Scan the data. Collect each line that contains the word "Franz".

::::::::

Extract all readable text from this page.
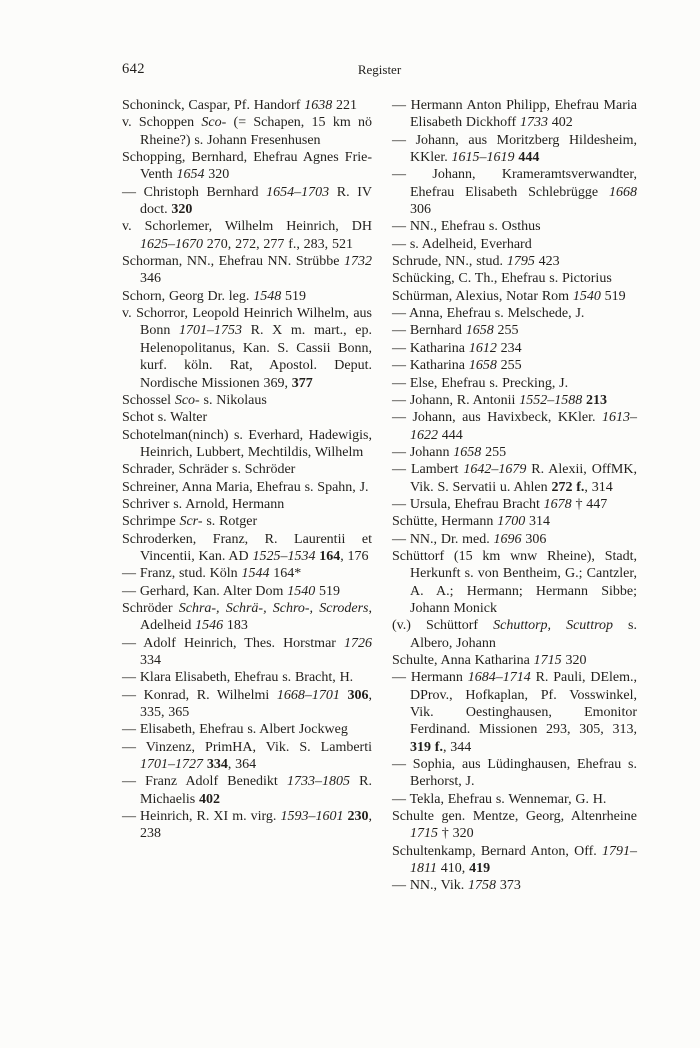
642	Register

Schoninck, Caspar, Pf. Handorf 1638 221

v. Schoppen Sco- (= Schapen, 15 km nö Rheine?) s. Johann Fresenhusen

Schopping, Bernhard, Ehefrau Agnes Frie-Venth 1654 320

— Christoph Bernhard 1654–1703 R. IV doct. 320

v. Schorlemer, Wilhelm Heinrich, DH 1625–1670 270, 272, 277 f., 283, 521

Schorman, NN., Ehefrau NN. Strübbe 1732 346

Schorn, Georg Dr. leg. 1548 519

v. Schorror, Leopold Heinrich Wilhelm, aus Bonn 1701–1753 R. X m. mart., ep. Helenopolitanus, Kan. S. Cassii Bonn, kurf. köln. Rat, Apostol. Deput. Nordische Missionen 369, 377

Schossel Sco- s. Nikolaus

Schot s. Walter

Schotelman(ninch) s. Everhard, Hadewigis, Heinrich, Lubbert, Mechtildis, Wilhelm

Schrader, Schräder s. Schröder

Schreiner, Anna Maria, Ehefrau s. Spahn, J.

Schriver s. Arnold, Hermann

Schrimpe Scr- s. Rotger

Schroderken, Franz, R. Laurentii et Vincentii, Kan. AD 1525–1534 164, 176

— Franz, stud. Köln 1544 164*

— Gerhard, Kan. Alter Dom 1540 519

Schröder Schra-, Schrä-, Schro-, Scroders, Adelheid 1546 183

— Adolf Heinrich, Thes. Horstmar 1726 334

— Klara Elisabeth, Ehefrau s. Bracht, H.

— Konrad, R. Wilhelmi 1668–1701 306, 335, 365

— Elisabeth, Ehefrau s. Albert Jockweg

— Vinzenz, PrimHA, Vik. S. Lamberti 1701–1727 334, 364

— Franz Adolf Benedikt 1733–1805 R. Michaelis 402

— Heinrich, R. XI m. virg. 1593–1601 230, 238

— Hermann Anton Philipp, Ehefrau Maria Elisabeth Dickhoff 1733 402

— Johann, aus Moritzberg Hildesheim, KKler. 1615–1619 444

— Johann, Krameramtsverwandter, Ehefrau Elisabeth Schlebrügge 1668 306

— NN., Ehefrau s. Osthus

— s. Adelheid, Everhard

Schrude, NN., stud. 1795 423

Schücking, C. Th., Ehefrau s. Pictorius

Schürman, Alexius, Notar Rom 1540 519

— Anna, Ehefrau s. Melschede, J.

— Bernhard 1658 255

— Katharina 1612 234

— Katharina 1658 255

— Else, Ehefrau s. Precking, J.

— Johann, R. Antonii 1552–1588 213

— Johann, aus Havixbeck, KKler. 1613–1622 444

— Johann 1658 255

— Lambert 1642–1679 R. Alexii, OffMK, Vik. S. Servatii u. Ahlen 272 f., 314

— Ursula, Ehefrau Bracht 1678 † 447

Schütte, Hermann 1700 314

— NN., Dr. med. 1696 306

Schüttorf (15 km wnw Rheine), Stadt, Herkunft s. von Bentheim, G.; Cantzler, A. A.; Hermann; Hermann Sibbe; Johann Monick

(v.) Schüttorf Schuttorp, Scuttrop s. Albero, Johann

Schulte, Anna Katharina 1715 320

— Hermann 1684–1714 R. Pauli, DElem., DProv., Hofkaplan, Pf. Vosswinkel, Vik. Oestinghausen, Emonitor Ferdinand. Missionen 293, 305, 313, 319 f., 344

— Sophia, aus Lüdinghausen, Ehefrau s. Berhorst, J.

— Tekla, Ehefrau s. Wennemar, G. H.

Schulte gen. Mentze, Georg, Altenrheine 1715 † 320

Schultenkamp, Bernard Anton, Off. 1791–1811 410, 419

— NN., Vik. 1758 373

::::::::

▸ **The result**:
Schroderken, Franz, R. Laurentii et Vincentii, Kan. AD 1525–1534 164, 176
— Franz, stud. Köln 1544 164*
— Franz Adolf Benedikt 1733–1805 R. Michaelis 402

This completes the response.